:: WHAT YOU SHOULD DO ::
Please transcribe the data that follows without the pictures, keeping every word the same.

#### DATA ENTRIES ####

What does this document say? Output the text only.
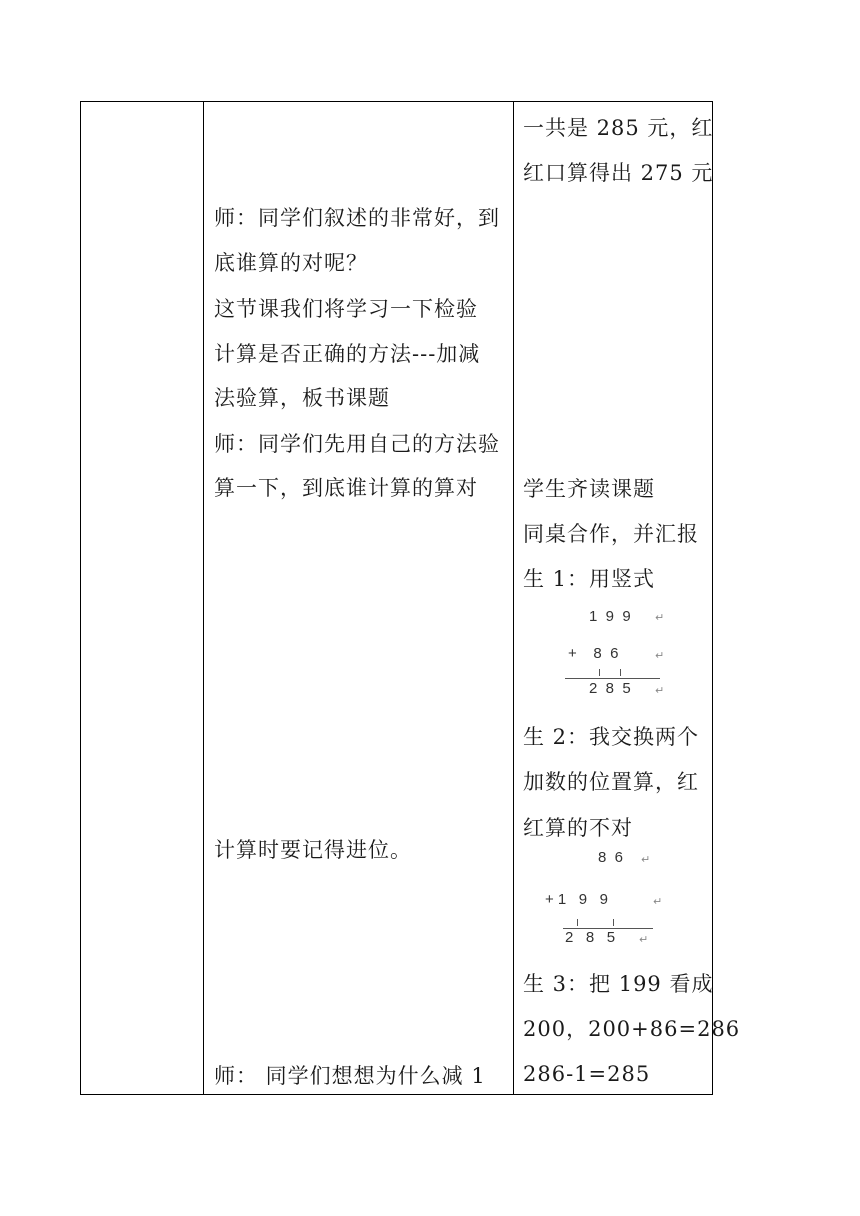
师：同学们叙述的非常好，到
底谁算的对呢？
这节课我们将学习一下检验
计算是否正确的方法---加减
法验算，板书课题
师：同学们先用自己的方法验
算一下，到底谁计算的算对
计算时要记得进位。
师： 同学们想想为什么减 1
一共是 285 元，红
红口算得出 275 元
学生齐读课题
同桌合作，并汇报
生 1：用竖式
生 2：我交换两个
加数的位置算，红
红算的不对
生 3：把 199 看成
200，200+86=286
286-1=285
1  9  9 ↵
+    8  6	↵
2  8  5 ↵
8  6 ↵
+ 1   9   9	↵
2   8   5 ↵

####

:: RESPONSE TO THIS TASK ::
What does this document say? Output the text only.
师：同学们叙述的非常好，到
底谁算的对呢？
这节课我们将学习一下检验
计算是否正确的方法---加减
法验算，板书课题
师：同学们先用自己的方法验
算一下，到底谁计算的算对
计算时要记得进位。
师： 同学们想想为什么减 1
一共是 285 元，红
红口算得出 275 元
学生齐读课题
同桌合作，并汇报
生 1：用竖式
生 2：我交换两个
加数的位置算，红
红算的不对
生 3：把 199 看成
200，200+86=286
286-1=285
1  9  9 ↵
+    8  6	↵
2  8  5 ↵
8  6 ↵
+ 1   9   9	↵
2   8   5 ↵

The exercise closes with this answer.